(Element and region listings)

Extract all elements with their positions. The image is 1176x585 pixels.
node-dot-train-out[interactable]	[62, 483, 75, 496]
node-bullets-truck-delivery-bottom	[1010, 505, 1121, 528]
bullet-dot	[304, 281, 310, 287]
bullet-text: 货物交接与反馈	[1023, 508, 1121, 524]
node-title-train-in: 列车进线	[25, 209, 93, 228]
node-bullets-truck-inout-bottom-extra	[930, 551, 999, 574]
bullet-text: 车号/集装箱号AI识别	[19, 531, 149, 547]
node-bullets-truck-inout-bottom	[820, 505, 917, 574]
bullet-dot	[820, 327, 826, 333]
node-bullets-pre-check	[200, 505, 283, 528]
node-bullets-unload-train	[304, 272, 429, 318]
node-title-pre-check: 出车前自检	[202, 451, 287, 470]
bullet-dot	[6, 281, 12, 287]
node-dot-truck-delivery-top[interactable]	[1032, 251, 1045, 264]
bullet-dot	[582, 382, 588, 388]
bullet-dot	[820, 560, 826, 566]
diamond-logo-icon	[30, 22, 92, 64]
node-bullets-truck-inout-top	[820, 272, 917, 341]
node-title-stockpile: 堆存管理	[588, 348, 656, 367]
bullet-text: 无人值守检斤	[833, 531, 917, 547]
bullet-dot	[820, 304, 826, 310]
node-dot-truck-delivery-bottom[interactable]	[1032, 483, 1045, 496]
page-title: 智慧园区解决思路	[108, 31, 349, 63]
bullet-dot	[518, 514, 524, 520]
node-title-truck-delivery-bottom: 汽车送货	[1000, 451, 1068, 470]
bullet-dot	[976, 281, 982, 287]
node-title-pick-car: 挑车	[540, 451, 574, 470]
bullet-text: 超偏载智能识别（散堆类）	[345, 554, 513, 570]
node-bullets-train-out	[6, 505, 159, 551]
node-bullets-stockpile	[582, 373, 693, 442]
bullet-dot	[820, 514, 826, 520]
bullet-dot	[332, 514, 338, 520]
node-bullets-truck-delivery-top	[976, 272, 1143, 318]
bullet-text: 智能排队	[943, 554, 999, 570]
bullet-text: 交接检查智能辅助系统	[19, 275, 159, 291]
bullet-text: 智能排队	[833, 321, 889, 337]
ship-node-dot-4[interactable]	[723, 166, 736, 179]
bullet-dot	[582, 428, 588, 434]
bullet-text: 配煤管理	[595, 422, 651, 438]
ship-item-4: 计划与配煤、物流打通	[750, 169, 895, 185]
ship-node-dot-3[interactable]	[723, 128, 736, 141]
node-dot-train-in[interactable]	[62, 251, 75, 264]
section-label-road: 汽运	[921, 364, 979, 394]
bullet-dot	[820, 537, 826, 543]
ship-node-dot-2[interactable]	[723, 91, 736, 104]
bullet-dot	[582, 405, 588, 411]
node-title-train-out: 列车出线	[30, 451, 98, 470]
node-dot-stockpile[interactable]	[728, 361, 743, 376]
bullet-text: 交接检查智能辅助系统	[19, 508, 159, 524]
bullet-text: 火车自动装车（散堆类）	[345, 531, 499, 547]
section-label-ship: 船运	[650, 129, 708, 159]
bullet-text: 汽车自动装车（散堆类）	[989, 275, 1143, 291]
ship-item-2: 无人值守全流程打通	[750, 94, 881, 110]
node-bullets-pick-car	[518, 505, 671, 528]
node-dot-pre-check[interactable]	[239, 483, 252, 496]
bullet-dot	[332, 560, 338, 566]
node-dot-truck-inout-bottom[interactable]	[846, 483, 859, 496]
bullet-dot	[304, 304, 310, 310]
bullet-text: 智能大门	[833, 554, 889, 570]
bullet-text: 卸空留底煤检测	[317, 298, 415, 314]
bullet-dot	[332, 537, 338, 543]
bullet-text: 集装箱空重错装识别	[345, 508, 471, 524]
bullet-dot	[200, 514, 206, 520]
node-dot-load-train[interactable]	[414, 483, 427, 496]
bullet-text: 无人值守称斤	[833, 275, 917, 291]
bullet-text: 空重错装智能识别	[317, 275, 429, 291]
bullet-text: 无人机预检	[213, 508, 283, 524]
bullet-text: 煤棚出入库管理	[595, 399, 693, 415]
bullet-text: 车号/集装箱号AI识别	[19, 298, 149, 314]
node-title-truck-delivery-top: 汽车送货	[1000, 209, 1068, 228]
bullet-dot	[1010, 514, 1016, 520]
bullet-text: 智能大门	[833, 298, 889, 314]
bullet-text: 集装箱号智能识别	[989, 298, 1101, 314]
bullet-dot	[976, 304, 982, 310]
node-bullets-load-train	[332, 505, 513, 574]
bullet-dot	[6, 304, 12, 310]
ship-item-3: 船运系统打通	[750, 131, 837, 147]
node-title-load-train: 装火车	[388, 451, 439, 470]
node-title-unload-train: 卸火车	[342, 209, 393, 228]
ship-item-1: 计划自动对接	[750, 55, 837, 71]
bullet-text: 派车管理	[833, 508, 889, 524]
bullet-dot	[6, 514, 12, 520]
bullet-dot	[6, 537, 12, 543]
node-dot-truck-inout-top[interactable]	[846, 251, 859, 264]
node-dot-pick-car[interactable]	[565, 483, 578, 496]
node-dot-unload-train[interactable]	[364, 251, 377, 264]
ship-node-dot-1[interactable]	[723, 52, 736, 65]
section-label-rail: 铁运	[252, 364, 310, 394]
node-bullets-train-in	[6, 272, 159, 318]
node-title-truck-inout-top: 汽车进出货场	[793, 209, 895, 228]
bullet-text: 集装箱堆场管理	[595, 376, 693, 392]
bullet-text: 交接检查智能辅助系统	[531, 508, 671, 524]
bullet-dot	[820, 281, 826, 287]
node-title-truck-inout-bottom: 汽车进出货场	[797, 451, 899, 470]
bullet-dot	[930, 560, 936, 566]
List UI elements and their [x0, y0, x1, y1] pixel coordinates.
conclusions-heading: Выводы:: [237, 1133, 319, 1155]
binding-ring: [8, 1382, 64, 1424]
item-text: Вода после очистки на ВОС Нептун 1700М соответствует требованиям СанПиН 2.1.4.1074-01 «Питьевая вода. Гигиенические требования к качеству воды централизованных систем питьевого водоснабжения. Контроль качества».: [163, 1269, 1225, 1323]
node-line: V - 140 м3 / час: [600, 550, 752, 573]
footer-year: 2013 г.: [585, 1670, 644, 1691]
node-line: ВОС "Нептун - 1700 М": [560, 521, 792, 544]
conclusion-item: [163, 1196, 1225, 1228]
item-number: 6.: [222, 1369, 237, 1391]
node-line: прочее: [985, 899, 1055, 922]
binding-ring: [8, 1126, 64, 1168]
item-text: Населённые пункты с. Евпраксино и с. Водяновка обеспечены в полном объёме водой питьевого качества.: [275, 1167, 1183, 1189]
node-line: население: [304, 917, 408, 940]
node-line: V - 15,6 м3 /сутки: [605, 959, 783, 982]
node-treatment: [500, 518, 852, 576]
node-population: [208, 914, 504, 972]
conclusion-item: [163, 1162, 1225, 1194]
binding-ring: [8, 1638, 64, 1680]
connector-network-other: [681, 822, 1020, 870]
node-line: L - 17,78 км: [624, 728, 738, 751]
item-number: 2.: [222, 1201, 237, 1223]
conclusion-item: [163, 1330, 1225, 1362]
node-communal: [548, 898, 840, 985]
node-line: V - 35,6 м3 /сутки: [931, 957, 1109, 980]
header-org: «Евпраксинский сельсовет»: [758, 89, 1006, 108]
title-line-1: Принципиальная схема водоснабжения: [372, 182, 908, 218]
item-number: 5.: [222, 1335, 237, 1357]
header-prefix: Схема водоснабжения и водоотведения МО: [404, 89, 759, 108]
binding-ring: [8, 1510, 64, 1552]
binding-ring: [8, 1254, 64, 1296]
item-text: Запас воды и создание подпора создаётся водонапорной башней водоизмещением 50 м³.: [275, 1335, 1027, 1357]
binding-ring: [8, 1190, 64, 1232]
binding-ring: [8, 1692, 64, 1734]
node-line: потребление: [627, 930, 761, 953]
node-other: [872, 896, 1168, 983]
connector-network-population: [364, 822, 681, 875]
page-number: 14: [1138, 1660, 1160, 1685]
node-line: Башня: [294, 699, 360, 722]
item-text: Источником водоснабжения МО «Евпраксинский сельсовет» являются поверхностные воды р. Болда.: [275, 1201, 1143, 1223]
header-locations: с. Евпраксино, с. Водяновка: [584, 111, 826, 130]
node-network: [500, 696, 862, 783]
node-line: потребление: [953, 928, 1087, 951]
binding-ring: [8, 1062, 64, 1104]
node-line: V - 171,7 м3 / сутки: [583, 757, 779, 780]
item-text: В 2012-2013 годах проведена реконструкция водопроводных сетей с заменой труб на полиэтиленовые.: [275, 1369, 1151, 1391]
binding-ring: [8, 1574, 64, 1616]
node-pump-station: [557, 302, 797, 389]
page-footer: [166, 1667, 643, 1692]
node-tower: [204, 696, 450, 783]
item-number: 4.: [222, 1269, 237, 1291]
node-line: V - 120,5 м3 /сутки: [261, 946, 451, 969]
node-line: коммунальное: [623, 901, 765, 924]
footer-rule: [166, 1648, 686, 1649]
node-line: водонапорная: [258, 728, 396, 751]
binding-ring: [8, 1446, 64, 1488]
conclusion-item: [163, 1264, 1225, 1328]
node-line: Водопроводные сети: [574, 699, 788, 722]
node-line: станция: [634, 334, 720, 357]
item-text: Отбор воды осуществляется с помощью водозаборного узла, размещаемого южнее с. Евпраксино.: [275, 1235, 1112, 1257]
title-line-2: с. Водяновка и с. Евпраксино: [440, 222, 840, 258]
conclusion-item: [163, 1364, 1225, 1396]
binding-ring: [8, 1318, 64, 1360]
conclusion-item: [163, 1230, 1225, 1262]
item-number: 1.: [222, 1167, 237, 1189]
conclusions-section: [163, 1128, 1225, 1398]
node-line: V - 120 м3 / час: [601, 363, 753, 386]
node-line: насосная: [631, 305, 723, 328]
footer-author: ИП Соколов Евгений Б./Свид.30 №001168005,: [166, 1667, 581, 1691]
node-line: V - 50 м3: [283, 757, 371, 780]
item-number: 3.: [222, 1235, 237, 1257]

● Objective:
Edit the listing from its first line down through the line containing "531, 149, 547]", replacing "bullet-text" with "bullet-caption". Leave everything else as it stands.

● Written solution:
Extract all elements with their positions. The image is 1176x585 pixels.
node-dot-train-out[interactable]	[62, 483, 75, 496]
node-bullets-truck-delivery-bottom	[1010, 505, 1121, 528]
bullet-dot	[304, 281, 310, 287]
bullet-caption: 货物交接与反馈	[1023, 508, 1121, 524]
node-title-train-in: 列车进线	[25, 209, 93, 228]
node-bullets-truck-inout-bottom-extra	[930, 551, 999, 574]
bullet-caption: 车号/集装箱号AI识别	[19, 531, 149, 547]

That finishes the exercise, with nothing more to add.